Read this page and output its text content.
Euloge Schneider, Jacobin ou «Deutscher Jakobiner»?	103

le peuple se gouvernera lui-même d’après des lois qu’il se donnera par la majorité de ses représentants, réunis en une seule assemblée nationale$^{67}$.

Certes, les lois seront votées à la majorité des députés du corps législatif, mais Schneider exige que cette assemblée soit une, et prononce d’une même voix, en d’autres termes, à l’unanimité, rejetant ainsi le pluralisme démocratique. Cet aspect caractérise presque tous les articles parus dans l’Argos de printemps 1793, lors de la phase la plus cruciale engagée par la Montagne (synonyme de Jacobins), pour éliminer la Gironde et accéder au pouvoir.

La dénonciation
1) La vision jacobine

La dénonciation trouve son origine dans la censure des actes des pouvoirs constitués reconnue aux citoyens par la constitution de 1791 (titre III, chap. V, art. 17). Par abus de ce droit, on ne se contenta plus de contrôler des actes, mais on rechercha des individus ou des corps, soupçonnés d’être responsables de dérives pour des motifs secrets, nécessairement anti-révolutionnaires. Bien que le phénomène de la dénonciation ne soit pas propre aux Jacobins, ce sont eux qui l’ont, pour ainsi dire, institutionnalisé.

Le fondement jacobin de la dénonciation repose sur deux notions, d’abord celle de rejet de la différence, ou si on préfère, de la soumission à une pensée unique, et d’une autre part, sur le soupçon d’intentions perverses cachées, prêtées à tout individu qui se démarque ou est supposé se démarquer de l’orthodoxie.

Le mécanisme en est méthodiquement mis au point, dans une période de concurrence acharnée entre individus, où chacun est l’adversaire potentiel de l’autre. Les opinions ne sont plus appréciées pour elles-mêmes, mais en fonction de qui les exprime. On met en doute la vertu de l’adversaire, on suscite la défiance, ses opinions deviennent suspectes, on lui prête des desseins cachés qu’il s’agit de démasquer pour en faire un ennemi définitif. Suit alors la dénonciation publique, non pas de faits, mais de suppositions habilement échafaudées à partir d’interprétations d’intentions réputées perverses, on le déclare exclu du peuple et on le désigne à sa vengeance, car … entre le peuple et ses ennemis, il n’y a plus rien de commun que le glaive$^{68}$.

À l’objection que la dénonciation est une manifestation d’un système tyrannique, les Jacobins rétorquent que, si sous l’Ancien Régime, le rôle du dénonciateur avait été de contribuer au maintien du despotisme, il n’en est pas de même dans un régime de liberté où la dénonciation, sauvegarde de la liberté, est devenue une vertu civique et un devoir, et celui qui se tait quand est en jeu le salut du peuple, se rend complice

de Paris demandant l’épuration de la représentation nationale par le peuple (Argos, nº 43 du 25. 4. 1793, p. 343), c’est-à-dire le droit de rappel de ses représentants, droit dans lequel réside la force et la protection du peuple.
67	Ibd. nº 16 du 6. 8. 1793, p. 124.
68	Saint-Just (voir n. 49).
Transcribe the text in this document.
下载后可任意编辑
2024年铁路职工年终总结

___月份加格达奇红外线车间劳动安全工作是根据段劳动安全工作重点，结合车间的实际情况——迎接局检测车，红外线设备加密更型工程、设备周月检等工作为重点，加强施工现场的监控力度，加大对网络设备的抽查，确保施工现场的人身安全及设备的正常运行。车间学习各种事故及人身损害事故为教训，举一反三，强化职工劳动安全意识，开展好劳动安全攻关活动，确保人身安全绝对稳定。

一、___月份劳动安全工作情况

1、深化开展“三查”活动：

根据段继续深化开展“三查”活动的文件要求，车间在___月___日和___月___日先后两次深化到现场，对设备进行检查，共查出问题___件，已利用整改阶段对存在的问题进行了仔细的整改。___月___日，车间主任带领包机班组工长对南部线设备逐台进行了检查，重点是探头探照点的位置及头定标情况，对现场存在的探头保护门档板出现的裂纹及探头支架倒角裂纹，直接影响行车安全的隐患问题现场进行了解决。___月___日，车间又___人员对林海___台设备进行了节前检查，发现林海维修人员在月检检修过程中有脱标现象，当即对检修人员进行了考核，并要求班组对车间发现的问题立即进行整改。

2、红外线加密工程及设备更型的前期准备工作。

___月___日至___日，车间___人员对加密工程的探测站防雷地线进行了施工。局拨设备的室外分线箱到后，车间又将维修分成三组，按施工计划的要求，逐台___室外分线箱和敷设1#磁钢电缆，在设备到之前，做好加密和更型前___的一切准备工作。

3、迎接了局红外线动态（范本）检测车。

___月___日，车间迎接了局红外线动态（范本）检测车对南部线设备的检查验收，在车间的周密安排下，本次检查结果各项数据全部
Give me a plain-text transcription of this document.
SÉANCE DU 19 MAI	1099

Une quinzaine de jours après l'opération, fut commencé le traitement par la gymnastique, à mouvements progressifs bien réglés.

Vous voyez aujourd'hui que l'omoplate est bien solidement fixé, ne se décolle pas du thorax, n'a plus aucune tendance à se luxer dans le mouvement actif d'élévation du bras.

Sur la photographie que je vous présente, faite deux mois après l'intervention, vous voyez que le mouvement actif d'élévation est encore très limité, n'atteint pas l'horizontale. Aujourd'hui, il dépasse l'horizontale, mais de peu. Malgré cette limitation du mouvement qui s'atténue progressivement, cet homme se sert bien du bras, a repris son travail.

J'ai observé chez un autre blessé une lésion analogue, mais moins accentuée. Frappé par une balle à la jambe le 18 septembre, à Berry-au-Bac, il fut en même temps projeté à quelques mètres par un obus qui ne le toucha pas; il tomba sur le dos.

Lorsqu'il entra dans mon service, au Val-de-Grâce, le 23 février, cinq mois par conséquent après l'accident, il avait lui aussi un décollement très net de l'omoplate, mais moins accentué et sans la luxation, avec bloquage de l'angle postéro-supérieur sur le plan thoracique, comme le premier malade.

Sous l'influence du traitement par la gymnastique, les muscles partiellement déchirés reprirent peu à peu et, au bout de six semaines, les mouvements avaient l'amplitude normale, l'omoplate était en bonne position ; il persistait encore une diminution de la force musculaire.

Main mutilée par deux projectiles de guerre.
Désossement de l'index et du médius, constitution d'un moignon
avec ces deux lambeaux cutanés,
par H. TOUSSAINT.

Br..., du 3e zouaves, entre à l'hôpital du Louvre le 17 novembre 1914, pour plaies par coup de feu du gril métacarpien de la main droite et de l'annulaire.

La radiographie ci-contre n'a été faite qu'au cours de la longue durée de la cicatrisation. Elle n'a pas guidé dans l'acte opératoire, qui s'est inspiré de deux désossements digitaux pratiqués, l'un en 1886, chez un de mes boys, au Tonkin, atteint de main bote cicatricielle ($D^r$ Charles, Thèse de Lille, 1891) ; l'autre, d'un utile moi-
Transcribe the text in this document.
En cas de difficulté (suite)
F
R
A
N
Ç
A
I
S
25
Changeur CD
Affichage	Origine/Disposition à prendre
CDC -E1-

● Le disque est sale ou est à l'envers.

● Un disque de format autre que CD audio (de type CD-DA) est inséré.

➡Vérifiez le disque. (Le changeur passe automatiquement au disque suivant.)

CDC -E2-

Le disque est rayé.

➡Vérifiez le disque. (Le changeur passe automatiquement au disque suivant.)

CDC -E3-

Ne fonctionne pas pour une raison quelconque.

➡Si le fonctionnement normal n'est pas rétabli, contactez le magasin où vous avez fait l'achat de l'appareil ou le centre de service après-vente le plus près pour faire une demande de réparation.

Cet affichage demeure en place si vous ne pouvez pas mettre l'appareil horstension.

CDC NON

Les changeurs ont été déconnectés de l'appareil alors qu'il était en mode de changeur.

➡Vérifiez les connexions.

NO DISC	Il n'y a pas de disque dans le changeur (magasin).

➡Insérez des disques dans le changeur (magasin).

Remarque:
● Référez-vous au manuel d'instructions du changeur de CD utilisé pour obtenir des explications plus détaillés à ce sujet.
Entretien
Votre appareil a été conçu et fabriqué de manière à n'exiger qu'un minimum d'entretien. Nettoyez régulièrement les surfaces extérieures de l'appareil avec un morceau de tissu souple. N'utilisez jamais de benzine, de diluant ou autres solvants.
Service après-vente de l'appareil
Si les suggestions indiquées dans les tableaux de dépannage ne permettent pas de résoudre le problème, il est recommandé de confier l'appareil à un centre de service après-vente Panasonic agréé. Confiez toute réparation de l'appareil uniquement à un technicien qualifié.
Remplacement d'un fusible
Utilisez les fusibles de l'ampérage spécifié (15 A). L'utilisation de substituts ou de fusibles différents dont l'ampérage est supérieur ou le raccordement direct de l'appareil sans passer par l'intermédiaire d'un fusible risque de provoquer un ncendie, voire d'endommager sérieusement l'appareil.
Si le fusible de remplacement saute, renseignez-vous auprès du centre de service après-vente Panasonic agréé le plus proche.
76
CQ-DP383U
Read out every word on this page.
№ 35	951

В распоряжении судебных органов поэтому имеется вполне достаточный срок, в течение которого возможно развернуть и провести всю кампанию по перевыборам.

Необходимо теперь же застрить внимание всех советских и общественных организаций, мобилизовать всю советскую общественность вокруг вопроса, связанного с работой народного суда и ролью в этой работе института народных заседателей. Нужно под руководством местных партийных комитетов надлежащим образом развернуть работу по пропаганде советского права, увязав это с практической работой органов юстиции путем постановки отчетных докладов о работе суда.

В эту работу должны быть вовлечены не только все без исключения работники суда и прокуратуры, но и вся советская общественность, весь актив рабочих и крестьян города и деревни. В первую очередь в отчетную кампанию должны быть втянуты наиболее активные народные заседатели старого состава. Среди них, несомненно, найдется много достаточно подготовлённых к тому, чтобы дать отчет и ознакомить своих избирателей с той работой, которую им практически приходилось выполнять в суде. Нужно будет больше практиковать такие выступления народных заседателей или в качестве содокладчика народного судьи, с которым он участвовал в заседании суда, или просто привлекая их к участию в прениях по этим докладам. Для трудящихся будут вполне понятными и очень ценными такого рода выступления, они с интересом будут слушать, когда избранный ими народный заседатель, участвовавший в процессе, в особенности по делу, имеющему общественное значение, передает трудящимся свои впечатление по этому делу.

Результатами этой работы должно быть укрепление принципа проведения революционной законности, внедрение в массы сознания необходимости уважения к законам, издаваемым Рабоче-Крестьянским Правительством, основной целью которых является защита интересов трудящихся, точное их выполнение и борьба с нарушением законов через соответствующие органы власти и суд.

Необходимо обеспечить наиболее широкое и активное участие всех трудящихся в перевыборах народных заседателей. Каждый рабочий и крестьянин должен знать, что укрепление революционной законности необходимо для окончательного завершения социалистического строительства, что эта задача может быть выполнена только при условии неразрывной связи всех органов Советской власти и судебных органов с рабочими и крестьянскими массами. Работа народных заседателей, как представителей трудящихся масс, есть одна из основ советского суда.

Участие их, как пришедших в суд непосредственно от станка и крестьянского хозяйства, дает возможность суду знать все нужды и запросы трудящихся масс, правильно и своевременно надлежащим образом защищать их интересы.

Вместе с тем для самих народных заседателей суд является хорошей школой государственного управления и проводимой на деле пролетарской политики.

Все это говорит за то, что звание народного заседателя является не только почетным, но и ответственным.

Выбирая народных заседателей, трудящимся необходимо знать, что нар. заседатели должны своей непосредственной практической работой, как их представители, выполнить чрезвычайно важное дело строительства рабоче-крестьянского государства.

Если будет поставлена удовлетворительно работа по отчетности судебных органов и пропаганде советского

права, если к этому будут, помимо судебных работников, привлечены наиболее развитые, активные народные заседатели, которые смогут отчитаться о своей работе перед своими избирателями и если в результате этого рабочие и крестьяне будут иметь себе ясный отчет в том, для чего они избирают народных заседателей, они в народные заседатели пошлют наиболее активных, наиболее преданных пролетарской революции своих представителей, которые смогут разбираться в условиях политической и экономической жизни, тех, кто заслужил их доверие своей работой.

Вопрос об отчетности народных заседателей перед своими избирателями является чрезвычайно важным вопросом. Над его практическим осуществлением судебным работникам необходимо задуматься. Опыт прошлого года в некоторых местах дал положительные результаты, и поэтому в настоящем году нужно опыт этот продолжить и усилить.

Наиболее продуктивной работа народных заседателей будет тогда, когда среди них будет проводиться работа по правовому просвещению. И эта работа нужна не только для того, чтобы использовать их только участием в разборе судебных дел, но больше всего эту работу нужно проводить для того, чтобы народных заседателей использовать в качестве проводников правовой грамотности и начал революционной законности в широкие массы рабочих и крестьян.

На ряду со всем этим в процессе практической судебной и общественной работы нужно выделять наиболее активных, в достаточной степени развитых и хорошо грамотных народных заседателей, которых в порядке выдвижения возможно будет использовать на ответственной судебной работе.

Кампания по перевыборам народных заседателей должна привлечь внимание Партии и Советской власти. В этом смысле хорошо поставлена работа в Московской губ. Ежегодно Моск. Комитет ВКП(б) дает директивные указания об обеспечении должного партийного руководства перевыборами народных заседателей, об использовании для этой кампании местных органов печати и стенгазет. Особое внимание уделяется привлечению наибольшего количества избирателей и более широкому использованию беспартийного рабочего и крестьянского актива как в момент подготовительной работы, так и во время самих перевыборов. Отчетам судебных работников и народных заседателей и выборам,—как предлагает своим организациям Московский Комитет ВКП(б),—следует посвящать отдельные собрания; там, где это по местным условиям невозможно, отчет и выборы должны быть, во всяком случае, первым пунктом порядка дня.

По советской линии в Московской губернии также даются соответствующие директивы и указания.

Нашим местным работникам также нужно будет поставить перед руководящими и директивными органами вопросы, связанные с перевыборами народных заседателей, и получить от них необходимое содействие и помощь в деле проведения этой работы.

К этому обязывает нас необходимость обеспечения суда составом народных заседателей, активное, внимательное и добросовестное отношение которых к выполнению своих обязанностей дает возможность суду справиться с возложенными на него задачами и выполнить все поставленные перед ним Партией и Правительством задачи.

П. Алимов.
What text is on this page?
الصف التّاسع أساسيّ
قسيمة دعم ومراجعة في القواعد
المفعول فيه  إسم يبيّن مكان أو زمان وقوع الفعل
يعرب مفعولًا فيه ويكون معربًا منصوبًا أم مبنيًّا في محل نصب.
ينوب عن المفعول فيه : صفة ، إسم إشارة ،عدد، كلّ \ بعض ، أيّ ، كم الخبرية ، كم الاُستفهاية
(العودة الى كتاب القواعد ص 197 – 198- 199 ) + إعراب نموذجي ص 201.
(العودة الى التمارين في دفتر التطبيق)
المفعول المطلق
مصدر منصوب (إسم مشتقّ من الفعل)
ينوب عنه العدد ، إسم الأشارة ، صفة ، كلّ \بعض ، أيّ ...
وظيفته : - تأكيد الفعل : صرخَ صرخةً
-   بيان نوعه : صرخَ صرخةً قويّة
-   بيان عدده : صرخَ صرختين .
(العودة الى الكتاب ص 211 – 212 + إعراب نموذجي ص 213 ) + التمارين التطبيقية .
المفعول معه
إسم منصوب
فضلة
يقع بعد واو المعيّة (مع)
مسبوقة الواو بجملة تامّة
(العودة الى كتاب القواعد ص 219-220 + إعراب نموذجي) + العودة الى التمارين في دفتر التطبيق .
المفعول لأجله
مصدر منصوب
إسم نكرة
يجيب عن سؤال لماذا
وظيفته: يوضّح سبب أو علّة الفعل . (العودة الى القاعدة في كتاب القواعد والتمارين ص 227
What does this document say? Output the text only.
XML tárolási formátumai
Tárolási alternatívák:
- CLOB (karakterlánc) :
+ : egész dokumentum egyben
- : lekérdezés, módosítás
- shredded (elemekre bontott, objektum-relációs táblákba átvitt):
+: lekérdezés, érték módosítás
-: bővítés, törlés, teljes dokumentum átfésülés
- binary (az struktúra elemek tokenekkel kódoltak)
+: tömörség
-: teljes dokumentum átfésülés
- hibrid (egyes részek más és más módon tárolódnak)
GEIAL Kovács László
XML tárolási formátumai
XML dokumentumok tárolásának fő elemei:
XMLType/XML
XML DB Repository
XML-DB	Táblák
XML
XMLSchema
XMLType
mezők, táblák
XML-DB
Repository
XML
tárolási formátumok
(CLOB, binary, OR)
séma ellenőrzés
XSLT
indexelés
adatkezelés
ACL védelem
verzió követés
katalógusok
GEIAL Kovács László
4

▶ **What you need to do**: In the data above, count the lines where the word "проведения" appears; reply with the number only.

▶ **Task response**: 2